[START]
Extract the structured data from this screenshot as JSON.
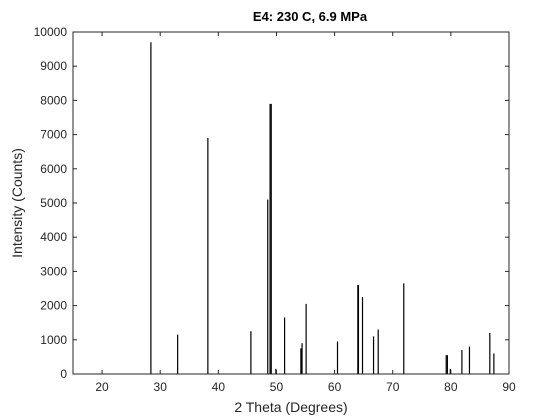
{
  "chart_data": {
    "type": "bar",
    "title": "E4: 230 C, 6.9 MPa",
    "xlabel": "2 Theta (Degrees)",
    "ylabel": "Intensity (Counts)",
    "xlim": [
      15,
      90
    ],
    "ylim": [
      0,
      10000
    ],
    "xticks": [
      20,
      30,
      40,
      50,
      60,
      70,
      80,
      90
    ],
    "yticks": [
      0,
      1000,
      2000,
      3000,
      4000,
      5000,
      6000,
      7000,
      8000,
      9000,
      10000
    ],
    "grid": false,
    "bar_color": "#000000",
    "x": [
      28.4,
      33.0,
      38.2,
      45.6,
      48.5,
      48.9,
      49.1,
      49.9,
      51.4,
      54.2,
      54.4,
      55.1,
      60.5,
      64.0,
      64.1,
      64.8,
      66.7,
      67.5,
      71.9,
      79.2,
      79.4,
      79.9,
      81.9,
      83.2,
      86.7,
      87.4
    ],
    "y": [
      9700,
      1150,
      6900,
      1250,
      5100,
      7900,
      7900,
      150,
      1650,
      750,
      900,
      2050,
      950,
      2600,
      2600,
      2250,
      1100,
      1300,
      2650,
      550,
      550,
      150,
      700,
      800,
      1200,
      600
    ]
  }
}
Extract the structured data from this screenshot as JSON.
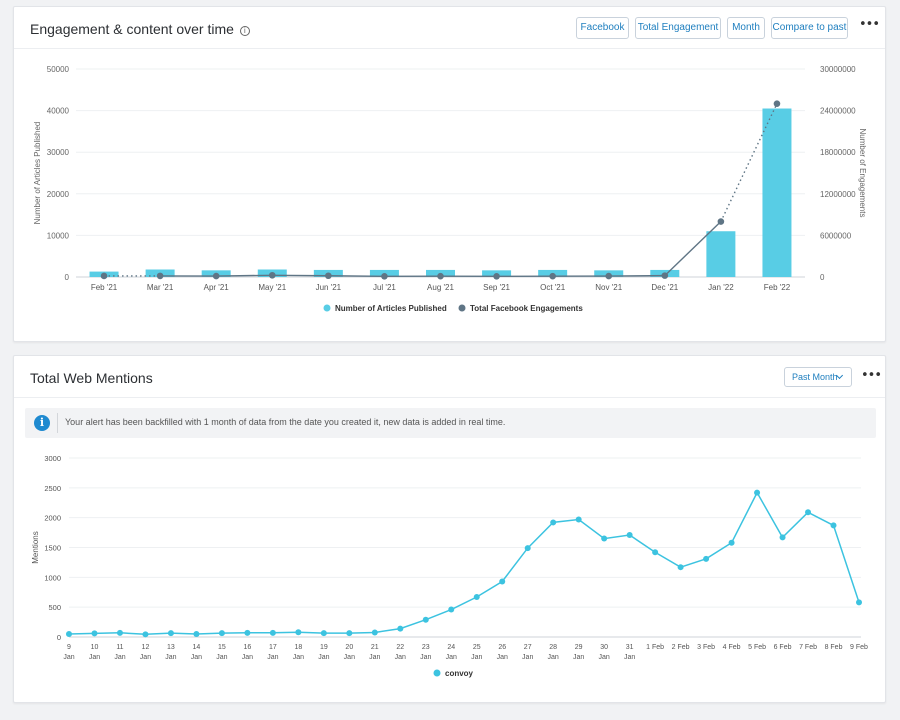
{
  "widget1": {
    "title": "Engagement & content over time",
    "info_icon": "i",
    "buttons": [
      "Facebook",
      "Total Engagement",
      "Month",
      "Compare to past"
    ],
    "more": "•••"
  },
  "widget2": {
    "title": "Total Web Mentions",
    "dropdown_label": "Past Month",
    "more": "•••",
    "banner_icon": "i",
    "banner_text": "Your alert has been backfilled with 1 month of data from the date you created it, new data is added in real time."
  },
  "colors": {
    "bar": "#58cde5",
    "line": "#5f7585",
    "mentions": "#3cc3e0",
    "accent": "#1f7fbf"
  },
  "chart_data": [
    {
      "type": "bar",
      "categories": [
        "Feb '21",
        "Mar '21",
        "Apr '21",
        "May '21",
        "Jun '21",
        "Jul '21",
        "Aug '21",
        "Sep '21",
        "Oct '21",
        "Nov '21",
        "Dec '21",
        "Jan '22",
        "Feb '22"
      ],
      "series": [
        {
          "name": "Number of Articles Published",
          "type": "bar",
          "axis": "left",
          "values": [
            1300,
            1800,
            1600,
            1800,
            1700,
            1700,
            1700,
            1600,
            1700,
            1600,
            1700,
            11000,
            40500
          ]
        },
        {
          "name": "Total Facebook Engagements",
          "type": "line",
          "axis": "right",
          "values": [
            150000,
            160000,
            140000,
            250000,
            180000,
            100000,
            120000,
            100000,
            120000,
            130000,
            200000,
            8000000,
            25000000
          ]
        }
      ],
      "ylabel": "Number of Articles Published",
      "ylabel_right": "Number of Engagements",
      "ylim": [
        0,
        50000
      ],
      "y_ticks": [
        "0",
        "10000",
        "20000",
        "30000",
        "40000",
        "50000"
      ],
      "ylim_right": [
        0,
        30000000
      ],
      "y_ticks_right": [
        "0",
        "6000000",
        "12000000",
        "18000000",
        "24000000",
        "30000000"
      ],
      "legend": "bottom",
      "grid": true
    },
    {
      "type": "line",
      "x": [
        "9 Jan",
        "10 Jan",
        "11 Jan",
        "12 Jan",
        "13 Jan",
        "14 Jan",
        "15 Jan",
        "16 Jan",
        "17 Jan",
        "18 Jan",
        "19 Jan",
        "20 Jan",
        "21 Jan",
        "22 Jan",
        "23 Jan",
        "24 Jan",
        "25 Jan",
        "26 Jan",
        "27 Jan",
        "28 Jan",
        "29 Jan",
        "30 Jan",
        "31 Jan",
        "1 Feb",
        "2 Feb",
        "3 Feb",
        "4 Feb",
        "5 Feb",
        "6 Feb",
        "7 Feb",
        "8 Feb",
        "9 Feb"
      ],
      "series": [
        {
          "name": "convoy",
          "values": [
            50,
            60,
            70,
            45,
            65,
            50,
            65,
            70,
            70,
            80,
            65,
            65,
            75,
            140,
            290,
            460,
            670,
            930,
            1490,
            1920,
            1970,
            1650,
            1710,
            1420,
            1170,
            1310,
            1580,
            2420,
            1670,
            2090,
            1870,
            580
          ]
        }
      ],
      "ylabel": "Mentions",
      "ylim": [
        0,
        3000
      ],
      "y_ticks": [
        "0",
        "500",
        "1000",
        "1500",
        "2000",
        "2500",
        "3000"
      ],
      "legend": "bottom",
      "grid": true
    }
  ]
}
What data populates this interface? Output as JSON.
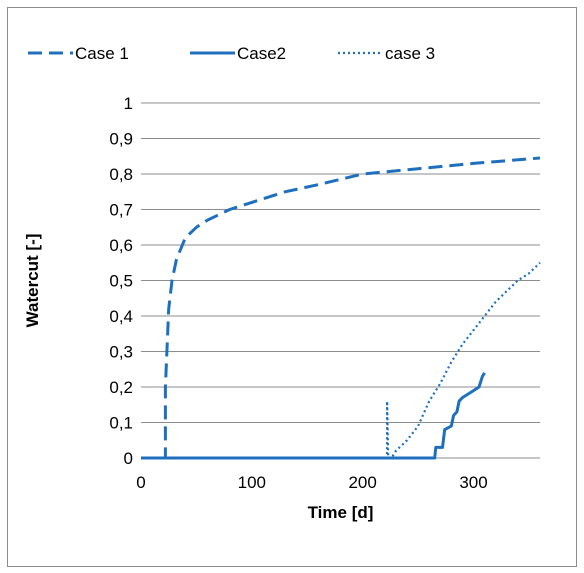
{
  "chart_data": {
    "type": "line",
    "title": "",
    "xlabel": "Time [d]",
    "ylabel": "Watercut [-]",
    "xlim": [
      0,
      360
    ],
    "ylim": [
      0,
      1
    ],
    "x_ticks": [
      "0",
      "100",
      "200",
      "300"
    ],
    "y_ticks": [
      "0",
      "0,1",
      "0,2",
      "0,3",
      "0,4",
      "0,5",
      "0,6",
      "0,7",
      "0,8",
      "0,9",
      "1"
    ],
    "grid": "horizontal",
    "legend_position": "top",
    "color": "#1f6fbf",
    "series": [
      {
        "name": "Case 1",
        "style": "dashed",
        "x": [
          0,
          22,
          22,
          25,
          28,
          32,
          40,
          50,
          60,
          80,
          100,
          130,
          160,
          200,
          250,
          300,
          360
        ],
        "y": [
          0,
          0,
          0.2,
          0.42,
          0.5,
          0.56,
          0.62,
          0.65,
          0.67,
          0.7,
          0.72,
          0.75,
          0.77,
          0.8,
          0.815,
          0.83,
          0.845
        ]
      },
      {
        "name": "Case2",
        "style": "solid",
        "x": [
          0,
          265,
          266,
          272,
          274,
          280,
          282,
          285,
          287,
          290,
          295,
          300,
          305,
          308,
          310
        ],
        "y": [
          0,
          0,
          0.03,
          0.03,
          0.08,
          0.09,
          0.12,
          0.13,
          0.16,
          0.17,
          0.18,
          0.19,
          0.2,
          0.23,
          0.24
        ]
      },
      {
        "name": "case 3",
        "style": "dotted",
        "x": [
          0,
          222,
          222,
          223,
          226,
          230,
          240,
          250,
          260,
          270,
          280,
          290,
          300,
          310,
          320,
          330,
          340,
          350,
          360
        ],
        "y": [
          0,
          0,
          0.16,
          0.0,
          0.0,
          0.02,
          0.05,
          0.09,
          0.16,
          0.21,
          0.27,
          0.32,
          0.36,
          0.4,
          0.44,
          0.47,
          0.5,
          0.52,
          0.55
        ]
      }
    ]
  }
}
[END]
> PROBLEM REQUIREMENTS: Transcribe all of the material exactly, leaving out whatever pictures it contains.

> CORRECT OUTPUT:
Extract the structured data from this screenshot as JSON.
{
  "chart_data": {
    "type": "bar",
    "title": "E4: 230 C, 6.9 MPa",
    "xlabel": "2 Theta (Degrees)",
    "ylabel": "Intensity (Counts)",
    "xlim": [
      15,
      90
    ],
    "ylim": [
      0,
      10000
    ],
    "xticks": [
      20,
      30,
      40,
      50,
      60,
      70,
      80,
      90
    ],
    "yticks": [
      0,
      1000,
      2000,
      3000,
      4000,
      5000,
      6000,
      7000,
      8000,
      9000,
      10000
    ],
    "grid": false,
    "bar_color": "#000000",
    "x": [
      28.4,
      33.0,
      38.2,
      45.6,
      48.5,
      48.9,
      49.1,
      49.9,
      51.4,
      54.2,
      54.4,
      55.1,
      60.5,
      64.0,
      64.1,
      64.8,
      66.7,
      67.5,
      71.9,
      79.2,
      79.4,
      79.9,
      81.9,
      83.2,
      86.7,
      87.4
    ],
    "y": [
      9700,
      1150,
      6900,
      1250,
      5100,
      7900,
      7900,
      150,
      1650,
      750,
      900,
      2050,
      950,
      2600,
      2600,
      2250,
      1100,
      1300,
      2650,
      550,
      550,
      150,
      700,
      800,
      1200,
      600
    ]
  }
}
Extract the structured data from this screenshot as JSON.
{
  "widget1": {
    "title": "Engagement & content over time",
    "info_icon": "i",
    "buttons": [
      "Facebook",
      "Total Engagement",
      "Month",
      "Compare to past"
    ],
    "more": "•••"
  },
  "widget2": {
    "title": "Total Web Mentions",
    "dropdown_label": "Past Month",
    "more": "•••",
    "banner_icon": "i",
    "banner_text": "Your alert has been backfilled with 1 month of data from the date you created it, new data is added in real time."
  },
  "colors": {
    "bar": "#58cde5",
    "line": "#5f7585",
    "mentions": "#3cc3e0",
    "accent": "#1f7fbf"
  },
  "chart_data": [
    {
      "type": "bar",
      "categories": [
        "Feb '21",
        "Mar '21",
        "Apr '21",
        "May '21",
        "Jun '21",
        "Jul '21",
        "Aug '21",
        "Sep '21",
        "Oct '21",
        "Nov '21",
        "Dec '21",
        "Jan '22",
        "Feb '22"
      ],
      "series": [
        {
          "name": "Number of Articles Published",
          "type": "bar",
          "axis": "left",
          "values": [
            1300,
            1800,
            1600,
            1800,
            1700,
            1700,
            1700,
            1600,
            1700,
            1600,
            1700,
            11000,
            40500
          ]
        },
        {
          "name": "Total Facebook Engagements",
          "type": "line",
          "axis": "right",
          "values": [
            150000,
            160000,
            140000,
            250000,
            180000,
            100000,
            120000,
            100000,
            120000,
            130000,
            200000,
            8000000,
            25000000
          ]
        }
      ],
      "ylabel": "Number of Articles Published",
      "ylabel_right": "Number of Engagements",
      "ylim": [
        0,
        50000
      ],
      "y_ticks": [
        "0",
        "10000",
        "20000",
        "30000",
        "40000",
        "50000"
      ],
      "ylim_right": [
        0,
        30000000
      ],
      "y_ticks_right": [
        "0",
        "6000000",
        "12000000",
        "18000000",
        "24000000",
        "30000000"
      ],
      "legend": "bottom",
      "grid": true
    },
    {
      "type": "line",
      "x": [
        "9 Jan",
        "10 Jan",
        "11 Jan",
        "12 Jan",
        "13 Jan",
        "14 Jan",
        "15 Jan",
        "16 Jan",
        "17 Jan",
        "18 Jan",
        "19 Jan",
        "20 Jan",
        "21 Jan",
        "22 Jan",
        "23 Jan",
        "24 Jan",
        "25 Jan",
        "26 Jan",
        "27 Jan",
        "28 Jan",
        "29 Jan",
        "30 Jan",
        "31 Jan",
        "1 Feb",
        "2 Feb",
        "3 Feb",
        "4 Feb",
        "5 Feb",
        "6 Feb",
        "7 Feb",
        "8 Feb",
        "9 Feb"
      ],
      "series": [
        {
          "name": "convoy",
          "values": [
            50,
            60,
            70,
            45,
            65,
            50,
            65,
            70,
            70,
            80,
            65,
            65,
            75,
            140,
            290,
            460,
            670,
            930,
            1490,
            1920,
            1970,
            1650,
            1710,
            1420,
            1170,
            1310,
            1580,
            2420,
            1670,
            2090,
            1870,
            580
          ]
        }
      ],
      "ylabel": "Mentions",
      "ylim": [
        0,
        3000
      ],
      "y_ticks": [
        "0",
        "500",
        "1000",
        "1500",
        "2000",
        "2500",
        "3000"
      ],
      "legend": "bottom",
      "grid": true
    }
  ]
}
What data populates this interface? Output as JSON.
{
  "chart_data": {
    "type": "line",
    "title": "",
    "xlabel": "Time [d]",
    "ylabel": "Watercut [-]",
    "xlim": [
      0,
      360
    ],
    "ylim": [
      0,
      1
    ],
    "x_ticks": [
      "0",
      "100",
      "200",
      "300"
    ],
    "y_ticks": [
      "0",
      "0,1",
      "0,2",
      "0,3",
      "0,4",
      "0,5",
      "0,6",
      "0,7",
      "0,8",
      "0,9",
      "1"
    ],
    "grid": "horizontal",
    "legend_position": "top",
    "color": "#1f6fbf",
    "series": [
      {
        "name": "Case 1",
        "style": "dashed",
        "x": [
          0,
          22,
          22,
          25,
          28,
          32,
          40,
          50,
          60,
          80,
          100,
          130,
          160,
          200,
          250,
          300,
          360
        ],
        "y": [
          0,
          0,
          0.2,
          0.42,
          0.5,
          0.56,
          0.62,
          0.65,
          0.67,
          0.7,
          0.72,
          0.75,
          0.77,
          0.8,
          0.815,
          0.83,
          0.845
        ]
      },
      {
        "name": "Case2",
        "style": "solid",
        "x": [
          0,
          265,
          266,
          272,
          274,
          280,
          282,
          285,
          287,
          290,
          295,
          300,
          305,
          308,
          310
        ],
        "y": [
          0,
          0,
          0.03,
          0.03,
          0.08,
          0.09,
          0.12,
          0.13,
          0.16,
          0.17,
          0.18,
          0.19,
          0.2,
          0.23,
          0.24
        ]
      },
      {
        "name": "case 3",
        "style": "dotted",
        "x": [
          0,
          222,
          222,
          223,
          226,
          230,
          240,
          250,
          260,
          270,
          280,
          290,
          300,
          310,
          320,
          330,
          340,
          350,
          360
        ],
        "y": [
          0,
          0,
          0.16,
          0.0,
          0.0,
          0.02,
          0.05,
          0.09,
          0.16,
          0.21,
          0.27,
          0.32,
          0.36,
          0.4,
          0.44,
          0.47,
          0.5,
          0.52,
          0.55
        ]
      }
    ]
  }
}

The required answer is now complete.